]> www.infradead.org Git - users/dwmw2/linux.git/commitdiff
drm/amdgpu: retire RAS bad pages in different NPS modes
authorTao Zhou <tao.zhou1@amd.com>
Thu, 24 Oct 2024 10:51:13 +0000 (18:51 +0800)
committerAlex Deucher <alexander.deucher@amd.com>
Tue, 10 Dec 2024 15:26:46 +0000 (10:26 -0500)
There are some changes in format of memory normalized address per
NPS mode, need to adjust bit mapping according to NPS mode.

Signed-off-by: Tao Zhou <tao.zhou1@amd.com>
Reviewed-by: Hawking Zhang <Hawking.Zhang@amd.com>
Signed-off-by: Alex Deucher <alexander.deucher@amd.com>
drivers/gpu/drm/amd/amdgpu/umc_v12_0.c
drivers/gpu/drm/amd/amdgpu/umc_v12_0.h

index ce60fd6675cedb4ddb58241218a71088e8a26e72..17ef9a6743f550c89cdc58487ea0672ff572e121 100644 (file)
@@ -179,10 +179,13 @@ static int umc_v12_0_convert_error_address(struct amdgpu_device *adev,
                                        struct ta_ras_query_address_output *addr_out,
                                        bool dump_addr)
 {
-       uint32_t col, row, bank, channel_index, umc_inst = 0;
-       uint64_t soc_pa, retired_page, column, err_addr;
+       uint32_t col, col_lower, row, row_lower, bank;
+       uint32_t channel_index, umc_inst = 0;
+       uint32_t i, loop_bits[UMC_V12_0_RETIRE_LOOP_BITS];
+       uint64_t soc_pa, column, err_addr;
        struct ta_ras_query_address_output addr_out_tmp;
        struct ta_ras_query_address_output *paddr_out;
+       enum amdgpu_memory_partition nps = AMDGPU_NPS1_PARTITION_MODE;
        int ret = 0;
 
        if (!addr_out)
@@ -199,7 +202,7 @@ static int umc_v12_0_convert_error_address(struct amdgpu_device *adev,
                        dev_warn(adev->dev, "Failed to query RAS physical address for 0x%llx",
                                err_addr);
 
-                       return ret;
+                       goto out;
                }
 
                bank = paddr_out->pa.bank;
@@ -208,42 +211,57 @@ static int umc_v12_0_convert_error_address(struct amdgpu_device *adev,
                umc_inst = addr_in->ma.umc_inst;
        }
 
-       soc_pa = paddr_out->pa.pa;
+       loop_bits[0] = UMC_V12_0_PA_C2_BIT;
+       loop_bits[1] = UMC_V12_0_PA_C3_BIT;
+       loop_bits[2] = UMC_V12_0_PA_C4_BIT;
+       loop_bits[3] = UMC_V12_0_PA_R13_BIT;
 
-       if (!err_data && !dump_addr)
-               return ret;
+       if (adev->gmc.gmc_funcs->query_mem_partition_mode)

> [Data lines]:
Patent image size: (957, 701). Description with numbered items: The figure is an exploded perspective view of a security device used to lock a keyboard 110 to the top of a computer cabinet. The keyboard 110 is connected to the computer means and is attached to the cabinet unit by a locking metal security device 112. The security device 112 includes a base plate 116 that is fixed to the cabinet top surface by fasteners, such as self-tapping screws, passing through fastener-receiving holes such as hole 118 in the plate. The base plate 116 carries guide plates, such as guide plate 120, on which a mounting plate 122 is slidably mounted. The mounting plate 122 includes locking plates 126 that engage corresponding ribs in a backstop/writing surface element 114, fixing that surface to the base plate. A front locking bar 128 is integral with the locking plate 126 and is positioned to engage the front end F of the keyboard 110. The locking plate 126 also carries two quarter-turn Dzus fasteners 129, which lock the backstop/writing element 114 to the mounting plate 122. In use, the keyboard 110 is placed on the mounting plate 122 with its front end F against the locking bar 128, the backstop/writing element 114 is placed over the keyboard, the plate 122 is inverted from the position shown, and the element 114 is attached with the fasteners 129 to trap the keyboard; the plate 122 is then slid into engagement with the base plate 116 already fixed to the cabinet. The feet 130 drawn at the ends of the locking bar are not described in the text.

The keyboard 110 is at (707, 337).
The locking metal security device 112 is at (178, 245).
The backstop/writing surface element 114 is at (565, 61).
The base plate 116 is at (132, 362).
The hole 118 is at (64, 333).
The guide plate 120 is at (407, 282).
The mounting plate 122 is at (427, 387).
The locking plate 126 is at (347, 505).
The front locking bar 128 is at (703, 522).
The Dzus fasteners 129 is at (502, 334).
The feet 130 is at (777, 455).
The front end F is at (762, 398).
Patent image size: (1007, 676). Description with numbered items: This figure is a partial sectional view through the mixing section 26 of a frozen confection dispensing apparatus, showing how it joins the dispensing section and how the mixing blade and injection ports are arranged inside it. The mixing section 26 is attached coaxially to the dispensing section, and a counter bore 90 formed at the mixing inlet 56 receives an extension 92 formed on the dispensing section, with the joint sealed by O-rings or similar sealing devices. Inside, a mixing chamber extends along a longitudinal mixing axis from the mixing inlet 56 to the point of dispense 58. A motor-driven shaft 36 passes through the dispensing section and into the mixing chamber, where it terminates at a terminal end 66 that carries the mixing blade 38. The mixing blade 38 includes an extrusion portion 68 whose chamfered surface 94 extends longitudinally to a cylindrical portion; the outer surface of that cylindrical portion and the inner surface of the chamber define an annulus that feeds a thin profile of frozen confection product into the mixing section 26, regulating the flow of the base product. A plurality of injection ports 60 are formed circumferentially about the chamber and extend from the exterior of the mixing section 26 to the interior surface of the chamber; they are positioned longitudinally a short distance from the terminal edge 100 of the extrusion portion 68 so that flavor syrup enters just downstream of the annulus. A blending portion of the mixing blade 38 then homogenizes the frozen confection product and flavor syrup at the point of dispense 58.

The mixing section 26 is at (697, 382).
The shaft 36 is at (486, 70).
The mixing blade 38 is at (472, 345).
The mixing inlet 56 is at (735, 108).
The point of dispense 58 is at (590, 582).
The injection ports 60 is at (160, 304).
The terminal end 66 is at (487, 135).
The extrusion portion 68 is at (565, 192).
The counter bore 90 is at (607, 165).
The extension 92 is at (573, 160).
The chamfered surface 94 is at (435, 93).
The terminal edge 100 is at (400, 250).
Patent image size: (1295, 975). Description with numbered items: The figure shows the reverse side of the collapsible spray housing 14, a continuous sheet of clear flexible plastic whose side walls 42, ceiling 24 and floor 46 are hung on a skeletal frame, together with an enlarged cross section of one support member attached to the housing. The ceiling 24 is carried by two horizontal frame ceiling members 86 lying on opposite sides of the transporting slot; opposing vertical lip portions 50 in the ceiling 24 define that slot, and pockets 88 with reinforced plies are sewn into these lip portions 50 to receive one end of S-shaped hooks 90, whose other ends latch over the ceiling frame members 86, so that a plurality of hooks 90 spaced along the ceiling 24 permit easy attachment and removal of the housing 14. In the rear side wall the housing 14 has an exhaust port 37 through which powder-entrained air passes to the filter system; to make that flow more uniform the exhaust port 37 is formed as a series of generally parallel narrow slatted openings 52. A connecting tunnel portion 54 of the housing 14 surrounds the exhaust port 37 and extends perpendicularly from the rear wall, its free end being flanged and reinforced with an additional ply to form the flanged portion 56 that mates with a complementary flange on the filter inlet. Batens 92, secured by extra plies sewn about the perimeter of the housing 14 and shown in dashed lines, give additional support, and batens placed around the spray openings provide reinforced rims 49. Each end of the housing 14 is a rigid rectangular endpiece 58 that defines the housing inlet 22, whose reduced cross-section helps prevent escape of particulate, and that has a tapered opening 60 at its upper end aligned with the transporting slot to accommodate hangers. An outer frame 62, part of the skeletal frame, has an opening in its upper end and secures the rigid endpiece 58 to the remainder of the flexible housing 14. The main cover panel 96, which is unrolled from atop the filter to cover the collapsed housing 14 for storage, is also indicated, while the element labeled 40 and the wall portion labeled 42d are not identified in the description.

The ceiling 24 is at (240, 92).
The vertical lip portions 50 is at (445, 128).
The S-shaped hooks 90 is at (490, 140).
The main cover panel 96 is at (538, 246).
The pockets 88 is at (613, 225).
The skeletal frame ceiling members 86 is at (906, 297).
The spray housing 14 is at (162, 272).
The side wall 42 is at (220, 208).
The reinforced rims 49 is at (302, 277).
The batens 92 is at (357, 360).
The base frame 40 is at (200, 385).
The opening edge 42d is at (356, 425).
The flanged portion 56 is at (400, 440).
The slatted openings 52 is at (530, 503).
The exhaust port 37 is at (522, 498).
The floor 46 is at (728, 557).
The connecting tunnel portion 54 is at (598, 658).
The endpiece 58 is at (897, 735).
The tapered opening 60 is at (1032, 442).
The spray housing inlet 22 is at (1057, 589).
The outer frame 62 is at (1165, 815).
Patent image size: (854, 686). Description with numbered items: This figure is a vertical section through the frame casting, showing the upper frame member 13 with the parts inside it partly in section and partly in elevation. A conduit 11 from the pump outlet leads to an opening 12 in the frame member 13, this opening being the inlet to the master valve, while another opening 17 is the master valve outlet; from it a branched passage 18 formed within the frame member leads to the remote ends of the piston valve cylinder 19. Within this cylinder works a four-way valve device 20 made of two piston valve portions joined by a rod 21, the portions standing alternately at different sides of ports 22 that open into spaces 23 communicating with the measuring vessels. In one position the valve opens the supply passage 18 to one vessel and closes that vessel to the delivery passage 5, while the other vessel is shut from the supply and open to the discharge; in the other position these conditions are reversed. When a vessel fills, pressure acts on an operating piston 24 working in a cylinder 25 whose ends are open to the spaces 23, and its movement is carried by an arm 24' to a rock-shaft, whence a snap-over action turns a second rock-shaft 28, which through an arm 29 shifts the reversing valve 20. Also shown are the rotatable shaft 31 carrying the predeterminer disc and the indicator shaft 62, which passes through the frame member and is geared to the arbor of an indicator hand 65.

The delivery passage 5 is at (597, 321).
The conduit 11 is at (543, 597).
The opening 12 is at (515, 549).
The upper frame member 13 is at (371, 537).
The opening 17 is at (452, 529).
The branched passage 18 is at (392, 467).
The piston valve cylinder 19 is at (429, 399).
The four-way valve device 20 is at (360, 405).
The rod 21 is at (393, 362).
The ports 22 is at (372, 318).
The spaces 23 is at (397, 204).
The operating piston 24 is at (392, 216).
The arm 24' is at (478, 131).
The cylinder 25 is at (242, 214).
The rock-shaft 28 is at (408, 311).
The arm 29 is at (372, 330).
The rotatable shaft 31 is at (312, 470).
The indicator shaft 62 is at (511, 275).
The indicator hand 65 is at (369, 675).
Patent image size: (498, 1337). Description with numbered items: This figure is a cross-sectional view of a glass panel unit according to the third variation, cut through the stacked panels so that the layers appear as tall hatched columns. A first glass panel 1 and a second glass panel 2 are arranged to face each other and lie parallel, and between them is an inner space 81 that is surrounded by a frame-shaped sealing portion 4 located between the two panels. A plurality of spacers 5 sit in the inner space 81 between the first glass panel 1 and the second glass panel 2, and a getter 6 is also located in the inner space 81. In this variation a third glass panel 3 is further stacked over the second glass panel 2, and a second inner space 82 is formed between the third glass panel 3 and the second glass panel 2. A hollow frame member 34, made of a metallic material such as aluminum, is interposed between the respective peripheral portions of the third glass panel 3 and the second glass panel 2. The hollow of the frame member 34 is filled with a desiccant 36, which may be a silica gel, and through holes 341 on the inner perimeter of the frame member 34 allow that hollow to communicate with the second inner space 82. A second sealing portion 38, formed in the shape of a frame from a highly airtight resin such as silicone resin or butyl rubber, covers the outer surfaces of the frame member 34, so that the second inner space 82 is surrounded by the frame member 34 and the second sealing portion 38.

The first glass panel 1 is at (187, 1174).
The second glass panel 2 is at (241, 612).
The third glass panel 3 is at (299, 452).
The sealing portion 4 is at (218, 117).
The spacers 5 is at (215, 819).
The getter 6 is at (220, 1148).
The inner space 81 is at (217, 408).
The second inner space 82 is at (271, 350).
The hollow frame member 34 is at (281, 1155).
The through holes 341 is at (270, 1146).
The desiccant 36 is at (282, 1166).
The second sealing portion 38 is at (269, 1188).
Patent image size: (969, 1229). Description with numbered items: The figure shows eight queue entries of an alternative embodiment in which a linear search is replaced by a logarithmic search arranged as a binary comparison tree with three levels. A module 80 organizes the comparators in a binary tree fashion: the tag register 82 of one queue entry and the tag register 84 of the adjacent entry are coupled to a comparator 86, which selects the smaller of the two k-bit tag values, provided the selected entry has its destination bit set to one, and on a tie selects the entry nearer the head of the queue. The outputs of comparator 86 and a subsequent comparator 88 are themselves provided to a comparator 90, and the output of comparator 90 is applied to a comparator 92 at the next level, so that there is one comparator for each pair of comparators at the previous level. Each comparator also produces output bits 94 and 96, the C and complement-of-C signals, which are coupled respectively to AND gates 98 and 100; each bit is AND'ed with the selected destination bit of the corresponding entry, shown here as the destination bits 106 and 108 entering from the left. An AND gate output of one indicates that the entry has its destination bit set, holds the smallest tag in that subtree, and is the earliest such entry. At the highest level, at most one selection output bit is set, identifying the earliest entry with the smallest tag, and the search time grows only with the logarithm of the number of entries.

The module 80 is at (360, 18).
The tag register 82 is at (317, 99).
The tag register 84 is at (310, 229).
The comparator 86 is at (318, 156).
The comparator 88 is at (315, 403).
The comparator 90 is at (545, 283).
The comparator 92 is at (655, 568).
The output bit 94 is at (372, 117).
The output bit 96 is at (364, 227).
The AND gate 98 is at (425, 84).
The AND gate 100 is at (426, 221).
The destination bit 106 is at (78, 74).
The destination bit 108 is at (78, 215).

> [What you need to do]:
A – Using the amdgpu commit page, mark each statement yes or no and quote the words from the page that settle it: (i) Hawking Zhang reviewed the change. (ii) The new code assigns UMC_V12_0_PA_C4_BIT to loop_bits[3]. (iii) After the change, a failed RAS physical address query is followed by jumping to a label named out.
B – Resume the amdgpu commit page from the point at which it stops, extending the diff after its final line.
The material above is separate from the amdgpu commit page.

> [Results of the exercise]:
A –
(i) Yes: "Reviewed-by: Hawking Zhang <Hawking.Zhang@amd.com>"
(ii) No: "loop_bits[3] = UMC_V12_0_PA_R13_BIT;"
(iii) Yes: "goto out;"

B –
+               nps = adev->gmc.gmc_funcs->query_mem_partition_mode(adev);
+
+       /* other nps modes are taken as nps1 */
+       if (nps == AMDGPU_NPS4_PARTITION_MODE) {
+               loop_bits[0] = UMC_V12_0_PA_CH4_BIT;
+               loop_bits[1] = UMC_V12_0_PA_CH5_BIT;
+               loop_bits[2] = UMC_V12_0_PA_B0_BIT;
+               loop_bits[3] = UMC_V12_0_PA_R11_BIT;
+       }
 
-       col = (err_addr >> 1) & 0x1fULL;
-       /* clear [C3 C2] in soc physical address */
-       soc_pa &= ~(0x3ULL << UMC_V12_0_PA_C2_BIT);
-       /* clear [C4] in soc physical address */
-       soc_pa &= ~(0x1ULL << UMC_V12_0_PA_C4_BIT);
-       /* clear [R13] in soc physical address */
-       soc_pa &= ~(0x1ULL << UMC_V12_0_PA_R13_BIT);
+       soc_pa = paddr_out->pa.pa;
+       /* clear loop bits in soc physical address */
+       for (i = 0; i < UMC_V12_0_RETIRE_LOOP_BITS; i++)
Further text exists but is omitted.